DATA PROVIDED>
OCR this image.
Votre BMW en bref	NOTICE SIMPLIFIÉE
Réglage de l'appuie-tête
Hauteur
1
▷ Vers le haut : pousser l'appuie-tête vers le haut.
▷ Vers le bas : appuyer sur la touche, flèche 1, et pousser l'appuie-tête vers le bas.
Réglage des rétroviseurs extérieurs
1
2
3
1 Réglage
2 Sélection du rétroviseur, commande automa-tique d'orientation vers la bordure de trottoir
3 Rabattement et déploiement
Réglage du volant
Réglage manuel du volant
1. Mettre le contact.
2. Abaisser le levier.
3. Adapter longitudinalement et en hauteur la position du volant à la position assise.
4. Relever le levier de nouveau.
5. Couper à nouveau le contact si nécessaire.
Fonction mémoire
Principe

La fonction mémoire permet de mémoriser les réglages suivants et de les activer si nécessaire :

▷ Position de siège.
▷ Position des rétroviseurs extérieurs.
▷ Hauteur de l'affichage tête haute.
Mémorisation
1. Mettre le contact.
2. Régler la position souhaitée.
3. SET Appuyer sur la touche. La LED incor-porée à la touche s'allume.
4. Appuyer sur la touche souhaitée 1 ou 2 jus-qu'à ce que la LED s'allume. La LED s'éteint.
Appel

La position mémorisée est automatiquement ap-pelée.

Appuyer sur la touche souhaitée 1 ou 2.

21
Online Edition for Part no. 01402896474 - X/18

GIVEN REQUEST> Please repeat the listing above in full and exactly.

ANSWER TO THE EXERCISE>
OCR this image.
Votre BMW en bref	NOTICE SIMPLIFIÉE
Réglage de l'appuie-tête
Hauteur
1
▷ Vers le haut : pousser l'appuie-tête vers le haut.
▷ Vers le bas : appuyer sur la touche, flèche 1, et pousser l'appuie-tête vers le bas.
Réglage des rétroviseurs extérieurs
1
2
3
1 Réglage
2 Sélection du rétroviseur, commande automa-tique d'orientation vers la bordure de trottoir
3 Rabattement et déploiement
Réglage du volant
Réglage manuel du volant
1. Mettre le contact.
2. Abaisser le levier.
3. Adapter longitudinalement et en hauteur la position du volant à la position assise.
4. Relever le levier de nouveau.
5. Couper à nouveau le contact si nécessaire.
Fonction mémoire
Principe

La fonction mémoire permet de mémoriser les réglages suivants et de les activer si nécessaire :

▷ Position de siège.
▷ Position des rétroviseurs extérieurs.
▷ Hauteur de l'affichage tête haute.
Mémorisation
1. Mettre le contact.
2. Régler la position souhaitée.
3. SET Appuyer sur la touche. La LED incor-porée à la touche s'allume.
4. Appuyer sur la touche souhaitée 1 ou 2 jus-qu'à ce que la LED s'allume. La LED s'éteint.
Appel

La position mémorisée est automatiquement ap-pelée.

Appuyer sur la touche souhaitée 1 ou 2.

21
Online Edition for Part no. 01402896474 - X/18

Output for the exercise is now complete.